### [Data for this task]
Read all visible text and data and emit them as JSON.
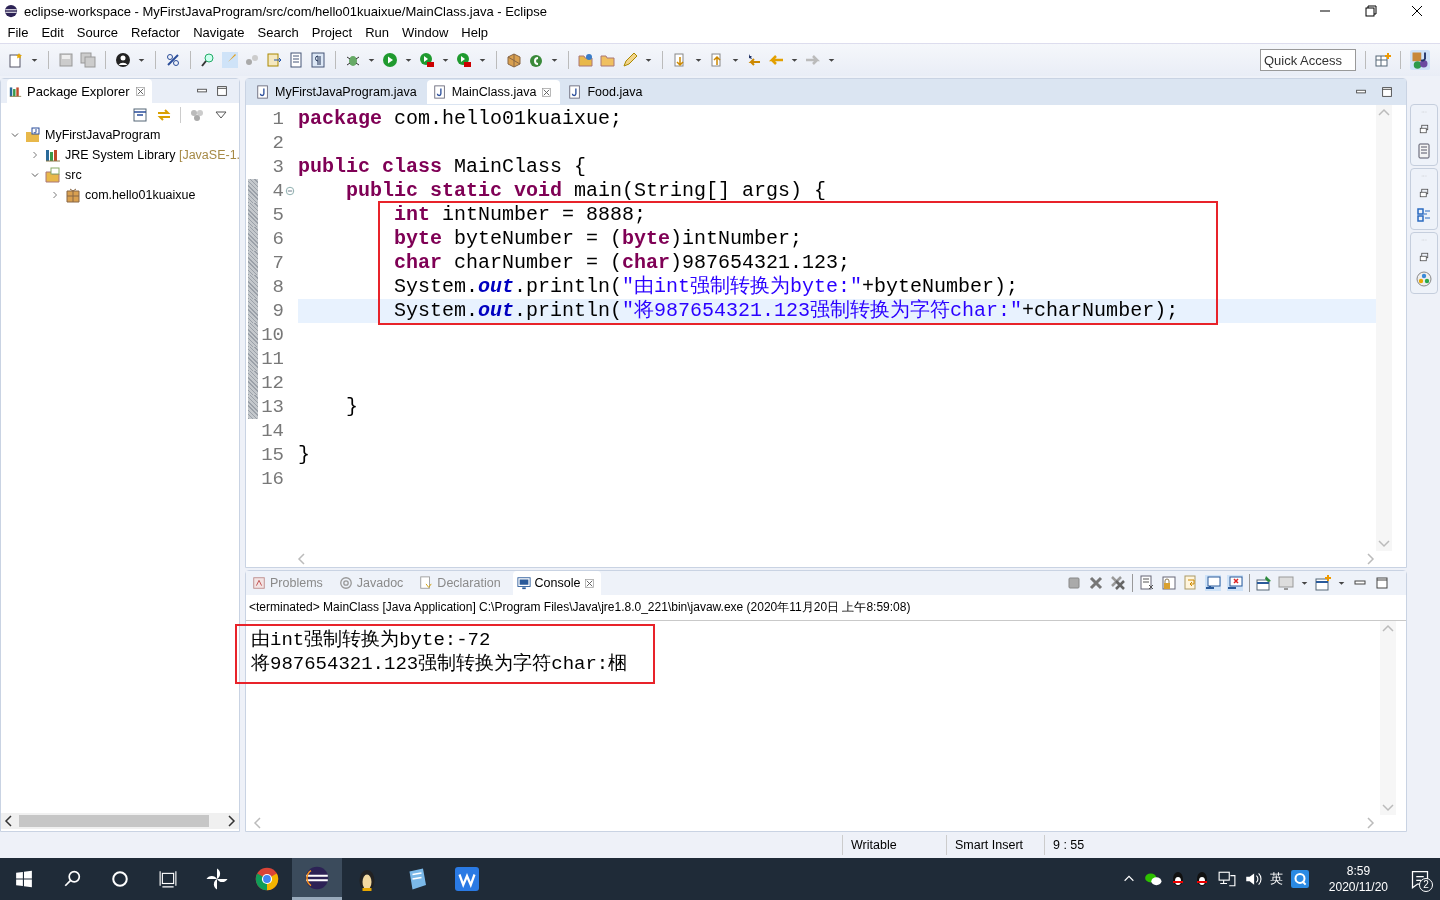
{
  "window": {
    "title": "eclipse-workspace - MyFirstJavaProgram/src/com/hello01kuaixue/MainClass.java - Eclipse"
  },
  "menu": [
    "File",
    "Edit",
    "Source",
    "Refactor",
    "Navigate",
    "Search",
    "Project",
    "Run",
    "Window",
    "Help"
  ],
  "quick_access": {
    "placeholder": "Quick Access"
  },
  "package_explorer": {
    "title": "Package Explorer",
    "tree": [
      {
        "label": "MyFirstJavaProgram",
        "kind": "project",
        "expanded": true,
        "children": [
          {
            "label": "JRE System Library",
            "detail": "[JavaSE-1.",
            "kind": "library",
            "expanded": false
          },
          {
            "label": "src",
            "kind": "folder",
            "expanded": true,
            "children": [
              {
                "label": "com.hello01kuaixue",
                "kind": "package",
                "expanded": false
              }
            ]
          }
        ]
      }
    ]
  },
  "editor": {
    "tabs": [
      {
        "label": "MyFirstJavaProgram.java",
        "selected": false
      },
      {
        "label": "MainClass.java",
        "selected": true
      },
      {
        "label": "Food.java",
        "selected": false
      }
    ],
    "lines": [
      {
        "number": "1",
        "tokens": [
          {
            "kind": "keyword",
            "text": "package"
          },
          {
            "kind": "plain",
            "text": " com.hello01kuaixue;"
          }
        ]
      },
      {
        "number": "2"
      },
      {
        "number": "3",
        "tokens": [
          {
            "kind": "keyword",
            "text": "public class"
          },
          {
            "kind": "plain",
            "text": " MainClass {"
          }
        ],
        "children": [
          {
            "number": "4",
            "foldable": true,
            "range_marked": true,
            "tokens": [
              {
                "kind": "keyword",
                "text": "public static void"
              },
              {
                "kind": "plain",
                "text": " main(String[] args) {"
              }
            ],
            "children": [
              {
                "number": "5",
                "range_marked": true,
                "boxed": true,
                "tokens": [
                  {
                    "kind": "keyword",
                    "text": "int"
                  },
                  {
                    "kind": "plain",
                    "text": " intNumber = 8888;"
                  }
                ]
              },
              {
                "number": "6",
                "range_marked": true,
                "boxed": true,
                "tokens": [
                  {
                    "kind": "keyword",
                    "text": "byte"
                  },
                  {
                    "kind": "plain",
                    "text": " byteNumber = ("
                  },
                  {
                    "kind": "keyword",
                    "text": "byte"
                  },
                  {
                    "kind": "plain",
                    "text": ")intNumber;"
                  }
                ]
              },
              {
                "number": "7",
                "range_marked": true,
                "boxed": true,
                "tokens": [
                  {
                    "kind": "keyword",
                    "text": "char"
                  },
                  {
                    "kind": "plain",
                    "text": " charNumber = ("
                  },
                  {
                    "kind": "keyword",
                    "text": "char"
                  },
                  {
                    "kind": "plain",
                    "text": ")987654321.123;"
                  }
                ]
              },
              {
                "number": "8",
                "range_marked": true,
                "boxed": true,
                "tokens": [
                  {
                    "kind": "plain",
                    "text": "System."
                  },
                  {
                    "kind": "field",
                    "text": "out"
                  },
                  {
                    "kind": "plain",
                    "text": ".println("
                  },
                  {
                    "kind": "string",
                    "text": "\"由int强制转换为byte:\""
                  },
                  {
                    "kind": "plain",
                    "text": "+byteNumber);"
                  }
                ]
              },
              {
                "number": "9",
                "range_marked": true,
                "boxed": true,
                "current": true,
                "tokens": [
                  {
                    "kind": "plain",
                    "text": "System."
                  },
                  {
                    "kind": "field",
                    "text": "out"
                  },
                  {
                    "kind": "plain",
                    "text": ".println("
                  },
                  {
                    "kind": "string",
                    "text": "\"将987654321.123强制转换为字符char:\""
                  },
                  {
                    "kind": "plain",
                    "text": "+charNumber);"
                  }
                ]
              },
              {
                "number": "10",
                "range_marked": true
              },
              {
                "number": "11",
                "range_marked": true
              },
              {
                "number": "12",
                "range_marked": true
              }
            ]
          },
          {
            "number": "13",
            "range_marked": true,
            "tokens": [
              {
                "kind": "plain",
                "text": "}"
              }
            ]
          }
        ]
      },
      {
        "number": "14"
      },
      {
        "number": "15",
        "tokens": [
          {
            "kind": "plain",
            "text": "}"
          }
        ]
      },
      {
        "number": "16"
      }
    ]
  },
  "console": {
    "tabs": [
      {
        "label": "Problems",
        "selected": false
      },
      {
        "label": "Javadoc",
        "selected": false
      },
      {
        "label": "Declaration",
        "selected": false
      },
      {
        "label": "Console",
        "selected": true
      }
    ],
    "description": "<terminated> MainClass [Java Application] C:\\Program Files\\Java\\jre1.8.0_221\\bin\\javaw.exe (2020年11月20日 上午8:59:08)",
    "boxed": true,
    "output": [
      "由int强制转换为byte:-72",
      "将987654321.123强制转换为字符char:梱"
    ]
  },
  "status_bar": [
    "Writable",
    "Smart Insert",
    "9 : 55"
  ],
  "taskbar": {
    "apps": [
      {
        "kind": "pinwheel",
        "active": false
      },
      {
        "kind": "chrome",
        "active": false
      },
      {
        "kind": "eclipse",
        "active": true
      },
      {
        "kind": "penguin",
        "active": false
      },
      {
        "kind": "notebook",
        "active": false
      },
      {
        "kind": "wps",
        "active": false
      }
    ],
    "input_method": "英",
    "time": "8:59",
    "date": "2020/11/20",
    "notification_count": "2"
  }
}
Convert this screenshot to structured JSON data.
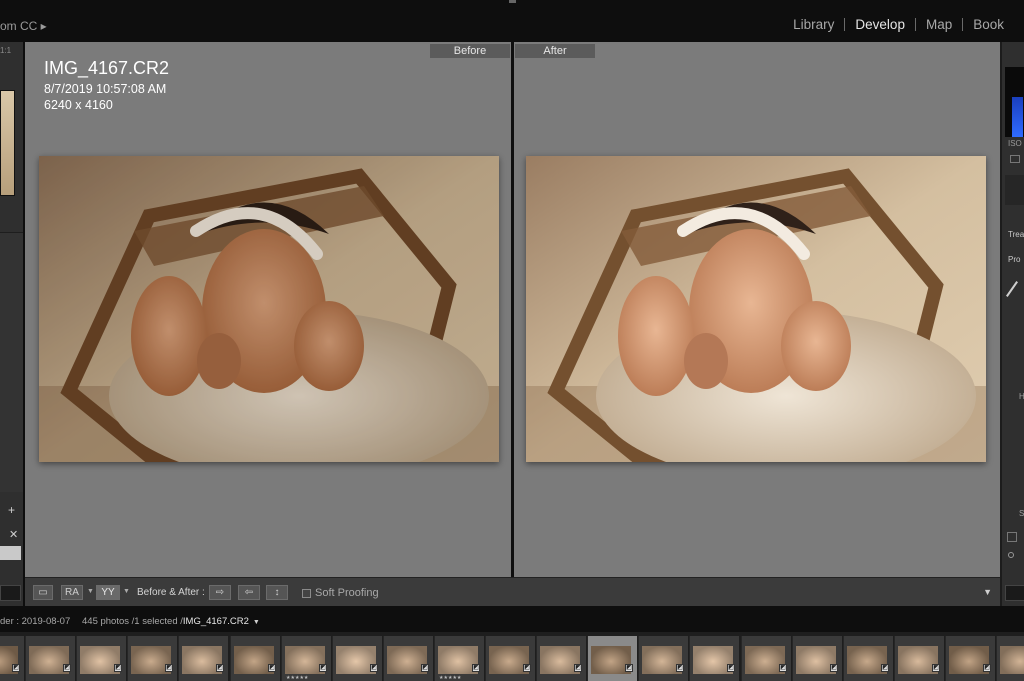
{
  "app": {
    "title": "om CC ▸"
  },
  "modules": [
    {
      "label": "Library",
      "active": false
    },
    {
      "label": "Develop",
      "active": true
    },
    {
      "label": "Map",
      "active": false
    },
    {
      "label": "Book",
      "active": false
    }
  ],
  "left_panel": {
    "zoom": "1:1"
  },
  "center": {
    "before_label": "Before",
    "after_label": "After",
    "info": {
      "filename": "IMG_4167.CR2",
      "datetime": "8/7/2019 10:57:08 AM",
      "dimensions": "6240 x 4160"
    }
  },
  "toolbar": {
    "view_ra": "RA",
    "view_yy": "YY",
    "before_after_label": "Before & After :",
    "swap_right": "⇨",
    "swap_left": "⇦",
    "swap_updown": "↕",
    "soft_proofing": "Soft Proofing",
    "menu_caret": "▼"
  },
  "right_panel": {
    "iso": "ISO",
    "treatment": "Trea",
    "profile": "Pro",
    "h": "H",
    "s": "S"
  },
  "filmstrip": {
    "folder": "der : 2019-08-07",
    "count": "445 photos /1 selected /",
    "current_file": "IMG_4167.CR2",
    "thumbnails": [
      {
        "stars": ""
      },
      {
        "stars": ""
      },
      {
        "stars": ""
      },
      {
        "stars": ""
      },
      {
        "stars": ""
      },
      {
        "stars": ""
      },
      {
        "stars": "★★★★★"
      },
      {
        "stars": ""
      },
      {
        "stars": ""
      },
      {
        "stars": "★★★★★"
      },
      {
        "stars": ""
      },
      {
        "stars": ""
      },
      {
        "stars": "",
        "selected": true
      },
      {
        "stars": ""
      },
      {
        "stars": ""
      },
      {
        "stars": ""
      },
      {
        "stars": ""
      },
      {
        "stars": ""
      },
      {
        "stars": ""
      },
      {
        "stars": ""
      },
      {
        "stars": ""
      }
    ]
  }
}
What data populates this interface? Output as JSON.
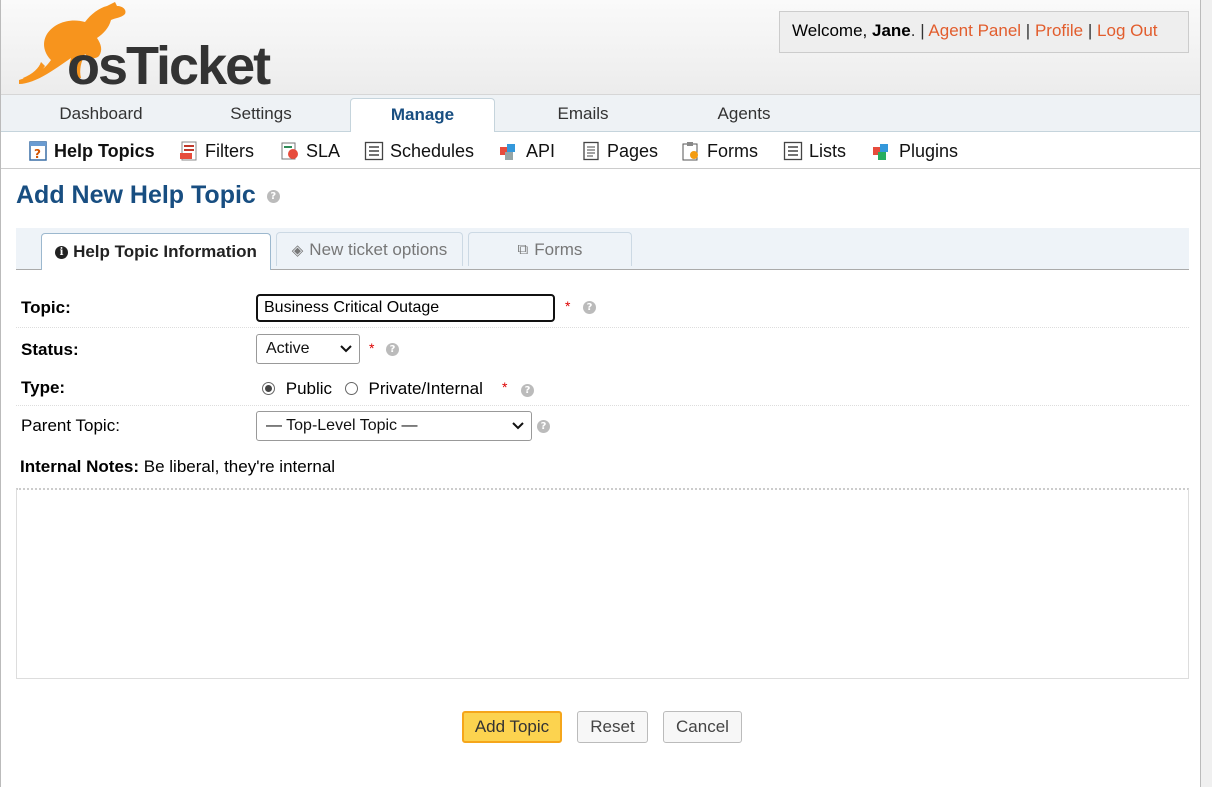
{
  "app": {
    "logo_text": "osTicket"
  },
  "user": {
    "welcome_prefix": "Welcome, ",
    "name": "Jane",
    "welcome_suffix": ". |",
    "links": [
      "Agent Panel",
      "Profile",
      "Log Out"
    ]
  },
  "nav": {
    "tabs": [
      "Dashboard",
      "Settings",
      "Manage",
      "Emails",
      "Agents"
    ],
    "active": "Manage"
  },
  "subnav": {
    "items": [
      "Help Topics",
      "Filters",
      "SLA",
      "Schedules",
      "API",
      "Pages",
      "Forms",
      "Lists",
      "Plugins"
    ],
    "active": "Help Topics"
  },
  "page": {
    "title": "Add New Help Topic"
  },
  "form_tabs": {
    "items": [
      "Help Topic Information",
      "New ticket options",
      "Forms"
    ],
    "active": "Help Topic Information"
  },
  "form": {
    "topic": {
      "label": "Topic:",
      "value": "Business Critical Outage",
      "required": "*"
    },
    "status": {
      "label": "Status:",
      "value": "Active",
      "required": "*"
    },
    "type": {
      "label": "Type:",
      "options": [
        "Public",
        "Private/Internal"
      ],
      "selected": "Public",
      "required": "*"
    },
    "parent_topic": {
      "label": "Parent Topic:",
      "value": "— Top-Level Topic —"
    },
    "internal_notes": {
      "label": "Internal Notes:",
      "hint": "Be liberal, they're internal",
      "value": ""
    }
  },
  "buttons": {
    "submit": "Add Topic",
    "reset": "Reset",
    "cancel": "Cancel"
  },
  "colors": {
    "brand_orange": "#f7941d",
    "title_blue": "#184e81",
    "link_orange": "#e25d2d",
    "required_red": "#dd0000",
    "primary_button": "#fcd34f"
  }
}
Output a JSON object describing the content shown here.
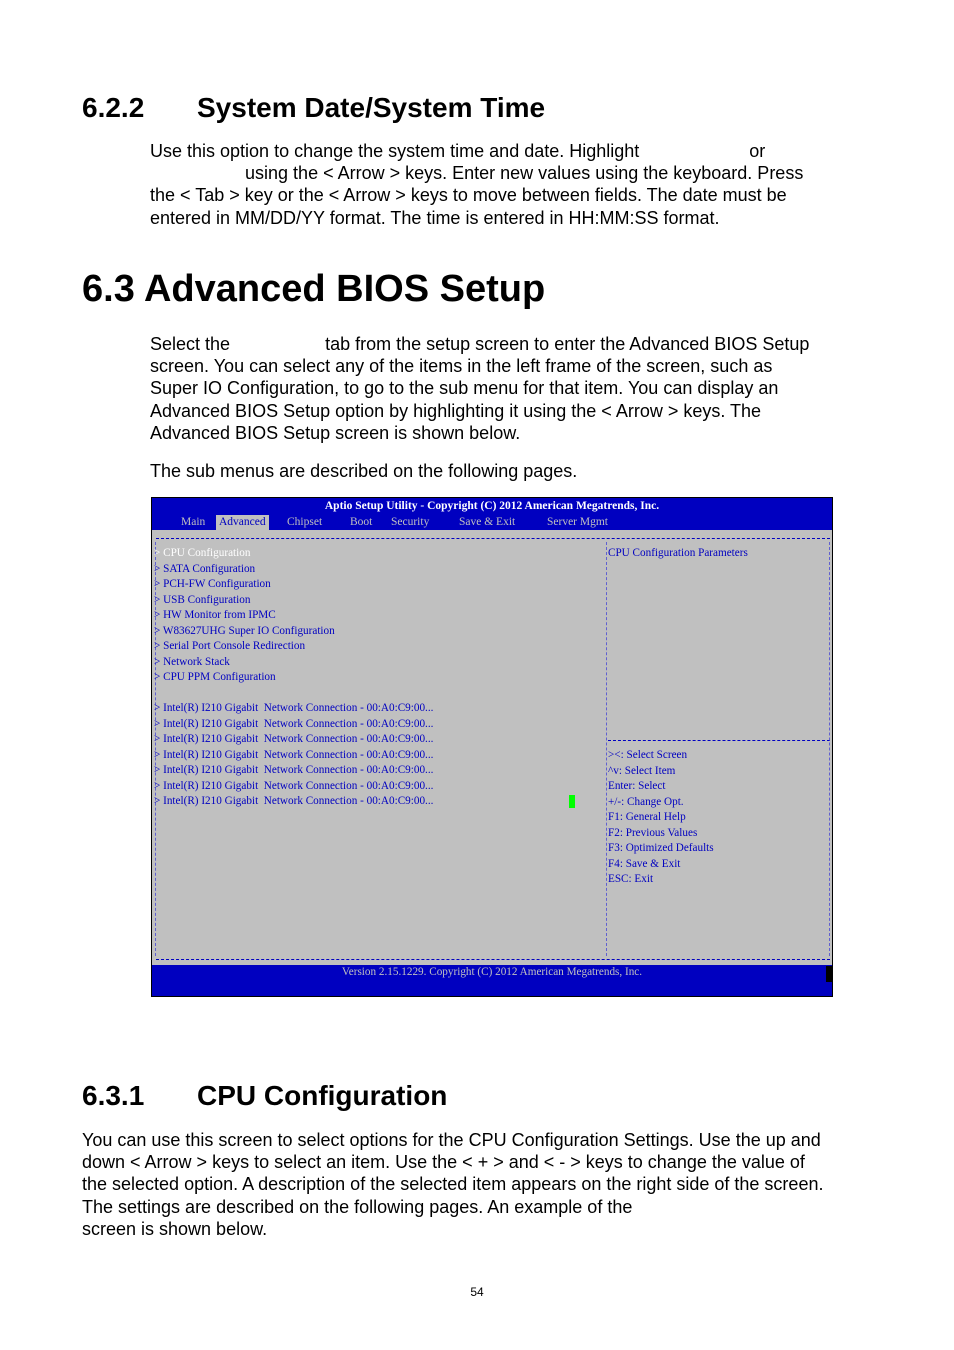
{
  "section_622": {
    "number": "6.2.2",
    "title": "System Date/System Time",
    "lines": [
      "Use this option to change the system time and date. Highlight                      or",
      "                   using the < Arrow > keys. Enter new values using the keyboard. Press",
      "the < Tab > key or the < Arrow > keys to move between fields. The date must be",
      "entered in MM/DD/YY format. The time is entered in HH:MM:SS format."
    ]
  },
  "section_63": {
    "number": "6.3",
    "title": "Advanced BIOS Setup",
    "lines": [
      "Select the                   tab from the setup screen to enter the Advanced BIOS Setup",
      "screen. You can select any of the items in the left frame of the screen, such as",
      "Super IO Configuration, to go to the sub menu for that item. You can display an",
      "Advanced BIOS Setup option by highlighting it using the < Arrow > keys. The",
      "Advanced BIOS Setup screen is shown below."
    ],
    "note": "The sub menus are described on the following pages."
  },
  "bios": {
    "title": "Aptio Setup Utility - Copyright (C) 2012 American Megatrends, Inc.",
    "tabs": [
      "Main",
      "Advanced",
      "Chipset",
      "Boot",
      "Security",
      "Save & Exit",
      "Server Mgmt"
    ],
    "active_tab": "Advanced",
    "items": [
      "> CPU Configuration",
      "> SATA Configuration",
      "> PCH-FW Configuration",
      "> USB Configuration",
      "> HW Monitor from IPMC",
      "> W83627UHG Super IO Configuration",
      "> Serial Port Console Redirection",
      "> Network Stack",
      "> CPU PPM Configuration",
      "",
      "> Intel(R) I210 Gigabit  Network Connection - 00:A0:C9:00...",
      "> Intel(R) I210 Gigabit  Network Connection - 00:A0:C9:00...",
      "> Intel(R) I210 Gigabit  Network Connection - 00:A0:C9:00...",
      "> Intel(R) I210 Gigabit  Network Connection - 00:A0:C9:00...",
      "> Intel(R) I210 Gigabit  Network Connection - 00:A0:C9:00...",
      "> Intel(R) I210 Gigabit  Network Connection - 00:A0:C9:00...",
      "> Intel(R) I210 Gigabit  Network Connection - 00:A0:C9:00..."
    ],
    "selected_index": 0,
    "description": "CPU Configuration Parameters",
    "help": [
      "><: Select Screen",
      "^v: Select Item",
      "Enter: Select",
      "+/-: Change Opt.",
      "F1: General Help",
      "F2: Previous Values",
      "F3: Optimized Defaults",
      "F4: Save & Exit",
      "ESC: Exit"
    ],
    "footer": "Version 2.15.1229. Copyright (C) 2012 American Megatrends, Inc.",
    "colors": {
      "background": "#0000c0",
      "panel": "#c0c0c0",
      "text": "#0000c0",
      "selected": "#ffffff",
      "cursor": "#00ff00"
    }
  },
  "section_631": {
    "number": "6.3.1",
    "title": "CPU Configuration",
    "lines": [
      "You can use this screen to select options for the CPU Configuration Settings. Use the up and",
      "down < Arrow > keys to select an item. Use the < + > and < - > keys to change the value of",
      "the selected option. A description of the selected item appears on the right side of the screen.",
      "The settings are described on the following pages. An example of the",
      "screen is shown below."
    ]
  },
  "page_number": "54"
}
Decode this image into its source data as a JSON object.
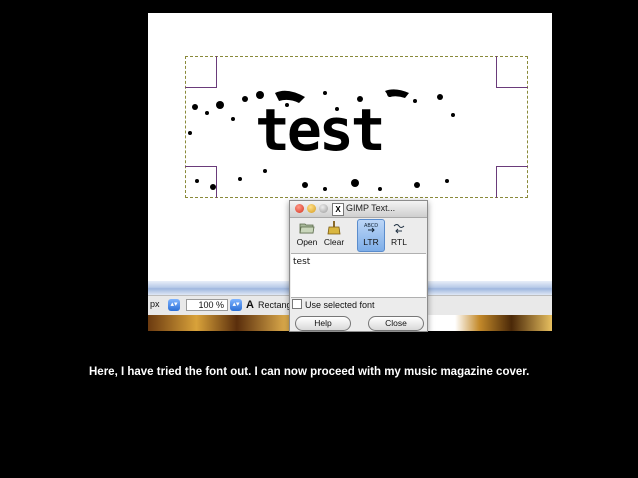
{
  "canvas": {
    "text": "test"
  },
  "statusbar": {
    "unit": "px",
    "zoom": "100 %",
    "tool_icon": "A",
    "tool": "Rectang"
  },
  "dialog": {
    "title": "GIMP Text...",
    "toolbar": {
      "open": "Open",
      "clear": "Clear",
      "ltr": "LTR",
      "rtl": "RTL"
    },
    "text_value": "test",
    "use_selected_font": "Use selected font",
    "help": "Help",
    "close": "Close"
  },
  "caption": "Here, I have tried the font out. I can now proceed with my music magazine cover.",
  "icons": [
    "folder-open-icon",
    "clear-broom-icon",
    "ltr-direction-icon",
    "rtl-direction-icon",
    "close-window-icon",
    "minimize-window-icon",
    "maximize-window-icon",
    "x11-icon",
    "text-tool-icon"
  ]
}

### [Requirements]
Print the lines from the one holding "Decode this image" through the last line of the records, word for word, and omit the pictures.

### [Answer to the exercise]
Decode this image into its source data as a JSON object.
{
  "canvas": {
    "text": "test"
  },
  "statusbar": {
    "unit": "px",
    "zoom": "100 %",
    "tool_icon": "A",
    "tool": "Rectang"
  },
  "dialog": {
    "title": "GIMP Text...",
    "toolbar": {
      "open": "Open",
      "clear": "Clear",
      "ltr": "LTR",
      "rtl": "RTL"
    },
    "text_value": "test",
    "use_selected_font": "Use selected font",
    "help": "Help",
    "close": "Close"
  },
  "caption": "Here, I have tried the font out. I can now proceed with my music magazine cover.",
  "icons": [
    "folder-open-icon",
    "clear-broom-icon",
    "ltr-direction-icon",
    "rtl-direction-icon",
    "close-window-icon",
    "minimize-window-icon",
    "maximize-window-icon",
    "x11-icon",
    "text-tool-icon"
  ]
}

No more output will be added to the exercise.